[STATED PROBLEM]: Beneath this task is a listing; retype all of it exactly.
** START OF DATA SECTION **
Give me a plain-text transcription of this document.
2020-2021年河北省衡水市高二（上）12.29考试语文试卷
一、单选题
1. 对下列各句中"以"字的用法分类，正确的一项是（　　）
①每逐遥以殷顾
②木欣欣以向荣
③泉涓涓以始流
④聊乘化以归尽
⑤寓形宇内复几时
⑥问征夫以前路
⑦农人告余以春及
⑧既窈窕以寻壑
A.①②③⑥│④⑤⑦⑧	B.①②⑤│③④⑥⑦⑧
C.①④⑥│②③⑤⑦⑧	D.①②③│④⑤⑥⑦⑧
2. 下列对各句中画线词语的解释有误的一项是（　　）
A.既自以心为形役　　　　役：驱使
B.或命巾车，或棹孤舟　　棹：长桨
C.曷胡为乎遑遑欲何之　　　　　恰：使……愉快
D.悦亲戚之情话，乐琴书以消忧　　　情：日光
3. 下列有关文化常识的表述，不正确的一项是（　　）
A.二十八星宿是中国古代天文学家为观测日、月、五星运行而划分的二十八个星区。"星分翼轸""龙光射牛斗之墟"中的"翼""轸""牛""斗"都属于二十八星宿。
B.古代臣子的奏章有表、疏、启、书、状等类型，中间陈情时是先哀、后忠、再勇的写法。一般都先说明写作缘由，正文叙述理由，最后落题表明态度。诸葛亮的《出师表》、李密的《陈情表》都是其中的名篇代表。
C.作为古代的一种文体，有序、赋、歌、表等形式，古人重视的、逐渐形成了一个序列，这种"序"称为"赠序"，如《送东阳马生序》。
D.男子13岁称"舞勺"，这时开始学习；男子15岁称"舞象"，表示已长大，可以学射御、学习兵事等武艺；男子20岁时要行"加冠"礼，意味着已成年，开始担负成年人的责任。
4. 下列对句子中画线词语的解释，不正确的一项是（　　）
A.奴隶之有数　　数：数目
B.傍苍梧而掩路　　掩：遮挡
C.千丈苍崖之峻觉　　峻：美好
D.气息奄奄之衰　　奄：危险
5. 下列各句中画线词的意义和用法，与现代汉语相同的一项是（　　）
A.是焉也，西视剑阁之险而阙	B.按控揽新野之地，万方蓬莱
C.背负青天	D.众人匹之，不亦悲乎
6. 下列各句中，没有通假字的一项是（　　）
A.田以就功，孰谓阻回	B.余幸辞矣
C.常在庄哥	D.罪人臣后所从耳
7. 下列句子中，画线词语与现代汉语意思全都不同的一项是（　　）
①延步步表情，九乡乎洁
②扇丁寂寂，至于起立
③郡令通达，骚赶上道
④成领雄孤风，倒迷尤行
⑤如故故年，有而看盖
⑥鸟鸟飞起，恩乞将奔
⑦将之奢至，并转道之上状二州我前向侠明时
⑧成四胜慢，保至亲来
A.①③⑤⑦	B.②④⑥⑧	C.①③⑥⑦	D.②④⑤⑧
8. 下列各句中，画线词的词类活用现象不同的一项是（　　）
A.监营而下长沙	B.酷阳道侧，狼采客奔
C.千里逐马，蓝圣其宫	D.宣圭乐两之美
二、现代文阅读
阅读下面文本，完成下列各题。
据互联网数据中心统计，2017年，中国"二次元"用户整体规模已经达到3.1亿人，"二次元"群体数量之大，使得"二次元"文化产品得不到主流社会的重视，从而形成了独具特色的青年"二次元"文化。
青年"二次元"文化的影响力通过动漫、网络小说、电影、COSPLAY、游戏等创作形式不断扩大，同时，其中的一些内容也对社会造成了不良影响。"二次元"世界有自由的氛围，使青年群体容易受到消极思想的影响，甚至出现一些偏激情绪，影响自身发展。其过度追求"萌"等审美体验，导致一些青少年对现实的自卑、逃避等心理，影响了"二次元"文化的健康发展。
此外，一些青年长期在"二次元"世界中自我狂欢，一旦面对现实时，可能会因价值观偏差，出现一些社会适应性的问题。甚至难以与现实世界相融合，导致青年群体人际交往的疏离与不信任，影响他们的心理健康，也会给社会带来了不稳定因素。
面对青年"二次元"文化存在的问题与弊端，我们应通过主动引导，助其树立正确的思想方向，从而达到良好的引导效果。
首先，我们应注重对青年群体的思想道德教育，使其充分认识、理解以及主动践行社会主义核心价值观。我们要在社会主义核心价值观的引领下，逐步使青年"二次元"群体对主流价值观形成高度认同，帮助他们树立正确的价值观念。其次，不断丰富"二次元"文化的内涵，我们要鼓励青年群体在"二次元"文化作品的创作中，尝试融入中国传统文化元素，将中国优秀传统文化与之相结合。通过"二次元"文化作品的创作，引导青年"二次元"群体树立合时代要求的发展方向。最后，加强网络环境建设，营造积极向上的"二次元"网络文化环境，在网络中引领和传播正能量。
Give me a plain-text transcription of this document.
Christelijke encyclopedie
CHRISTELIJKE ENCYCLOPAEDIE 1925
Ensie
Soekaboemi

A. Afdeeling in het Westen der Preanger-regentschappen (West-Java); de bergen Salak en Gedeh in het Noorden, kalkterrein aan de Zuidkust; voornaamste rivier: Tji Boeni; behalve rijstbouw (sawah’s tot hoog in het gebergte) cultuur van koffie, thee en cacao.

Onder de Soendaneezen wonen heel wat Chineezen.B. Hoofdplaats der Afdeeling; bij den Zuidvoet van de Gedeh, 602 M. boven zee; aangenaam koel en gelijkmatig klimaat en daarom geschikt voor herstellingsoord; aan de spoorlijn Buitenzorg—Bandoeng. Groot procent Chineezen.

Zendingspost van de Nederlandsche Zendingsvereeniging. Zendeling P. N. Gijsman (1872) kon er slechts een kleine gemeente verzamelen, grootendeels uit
** END OF DATA SECTION **
[EXERCISE ANSWER]:
Give me a plain-text transcription of this document.
2020-2021年河北省衡水市高二（上）12.29考试语文试卷
一、单选题
1. 对下列各句中"以"字的用法分类，正确的一项是（　　）
①每逐遥以殷顾
②木欣欣以向荣
③泉涓涓以始流
④聊乘化以归尽
⑤寓形宇内复几时
⑥问征夫以前路
⑦农人告余以春及
⑧既窈窕以寻壑
A.①②③⑥│④⑤⑦⑧	B.①②⑤│③④⑥⑦⑧
C.①④⑥│②③⑤⑦⑧	D.①②③│④⑤⑥⑦⑧
2. 下列对各句中画线词语的解释有误的一项是（　　）
A.既自以心为形役　　　　役：驱使
B.或命巾车，或棹孤舟　　棹：长桨
C.曷胡为乎遑遑欲何之　　　　　恰：使……愉快
D.悦亲戚之情话，乐琴书以消忧　　　情：日光
3. 下列有关文化常识的表述，不正确的一项是（　　）
A.二十八星宿是中国古代天文学家为观测日、月、五星运行而划分的二十八个星区。"星分翼轸""龙光射牛斗之墟"中的"翼""轸""牛""斗"都属于二十八星宿。
B.古代臣子的奏章有表、疏、启、书、状等类型，中间陈情时是先哀、后忠、再勇的写法。一般都先说明写作缘由，正文叙述理由，最后落题表明态度。诸葛亮的《出师表》、李密的《陈情表》都是其中的名篇代表。
C.作为古代的一种文体，有序、赋、歌、表等形式，古人重视的、逐渐形成了一个序列，这种"序"称为"赠序"，如《送东阳马生序》。
D.男子13岁称"舞勺"，这时开始学习；男子15岁称"舞象"，表示已长大，可以学射御、学习兵事等武艺；男子20岁时要行"加冠"礼，意味着已成年，开始担负成年人的责任。
4. 下列对句子中画线词语的解释，不正确的一项是（　　）
A.奴隶之有数　　数：数目
B.傍苍梧而掩路　　掩：遮挡
C.千丈苍崖之峻觉　　峻：美好
D.气息奄奄之衰　　奄：危险
5. 下列各句中画线词的意义和用法，与现代汉语相同的一项是（　　）
A.是焉也，西视剑阁之险而阙	B.按控揽新野之地，万方蓬莱
C.背负青天	D.众人匹之，不亦悲乎
6. 下列各句中，没有通假字的一项是（　　）
A.田以就功，孰谓阻回	B.余幸辞矣
C.常在庄哥	D.罪人臣后所从耳
7. 下列句子中，画线词语与现代汉语意思全都不同的一项是（　　）
①延步步表情，九乡乎洁
②扇丁寂寂，至于起立
③郡令通达，骚赶上道
④成领雄孤风，倒迷尤行
⑤如故故年，有而看盖
⑥鸟鸟飞起，恩乞将奔
⑦将之奢至，并转道之上状二州我前向侠明时
⑧成四胜慢，保至亲来
A.①③⑤⑦	B.②④⑥⑧	C.①③⑥⑦	D.②④⑤⑧
8. 下列各句中，画线词的词类活用现象不同的一项是（　　）
A.监营而下长沙	B.酷阳道侧，狼采客奔
C.千里逐马，蓝圣其宫	D.宣圭乐两之美
二、现代文阅读
阅读下面文本，完成下列各题。
据互联网数据中心统计，2017年，中国"二次元"用户整体规模已经达到3.1亿人，"二次元"群体数量之大，使得"二次元"文化产品得不到主流社会的重视，从而形成了独具特色的青年"二次元"文化。
青年"二次元"文化的影响力通过动漫、网络小说、电影、COSPLAY、游戏等创作形式不断扩大，同时，其中的一些内容也对社会造成了不良影响。"二次元"世界有自由的氛围，使青年群体容易受到消极思想的影响，甚至出现一些偏激情绪，影响自身发展。其过度追求"萌"等审美体验，导致一些青少年对现实的自卑、逃避等心理，影响了"二次元"文化的健康发展。
此外，一些青年长期在"二次元"世界中自我狂欢，一旦面对现实时，可能会因价值观偏差，出现一些社会适应性的问题。甚至难以与现实世界相融合，导致青年群体人际交往的疏离与不信任，影响他们的心理健康，也会给社会带来了不稳定因素。
面对青年"二次元"文化存在的问题与弊端，我们应通过主动引导，助其树立正确的思想方向，从而达到良好的引导效果。
首先，我们应注重对青年群体的思想道德教育，使其充分认识、理解以及主动践行社会主义核心价值观。我们要在社会主义核心价值观的引领下，逐步使青年"二次元"群体对主流价值观形成高度认同，帮助他们树立正确的价值观念。其次，不断丰富"二次元"文化的内涵，我们要鼓励青年群体在"二次元"文化作品的创作中，尝试融入中国传统文化元素，将中国优秀传统文化与之相结合。通过"二次元"文化作品的创作，引导青年"二次元"群体树立合时代要求的发展方向。最后，加强网络环境建设，营造积极向上的"二次元"网络文化环境，在网络中引领和传播正能量。
Give me a plain-text transcription of this document.
Christelijke encyclopedie
CHRISTELIJKE ENCYCLOPAEDIE 1925
Ensie
Soekaboemi

A. Afdeeling in het Westen der Preanger-regentschappen (West-Java); de bergen Salak en Gedeh in het Noorden, kalkterrein aan de Zuidkust; voornaamste rivier: Tji Boeni; behalve rijstbouw (sawah’s tot hoog in het gebergte) cultuur van koffie, thee en cacao.

Onder de Soendaneezen wonen heel wat Chineezen.B. Hoofdplaats der Afdeeling; bij den Zuidvoet van de Gedeh, 602 M. boven zee; aangenaam koel en gelijkmatig klimaat en daarom geschikt voor herstellingsoord; aan de spoorlijn Buitenzorg—Bandoeng. Groot procent Chineezen.

Zendingspost van de Nederlandsche Zendingsvereeniging. Zendeling P. N. Gijsman (1872) kon er slechts een kleine gemeente verzamelen, grootendeels uit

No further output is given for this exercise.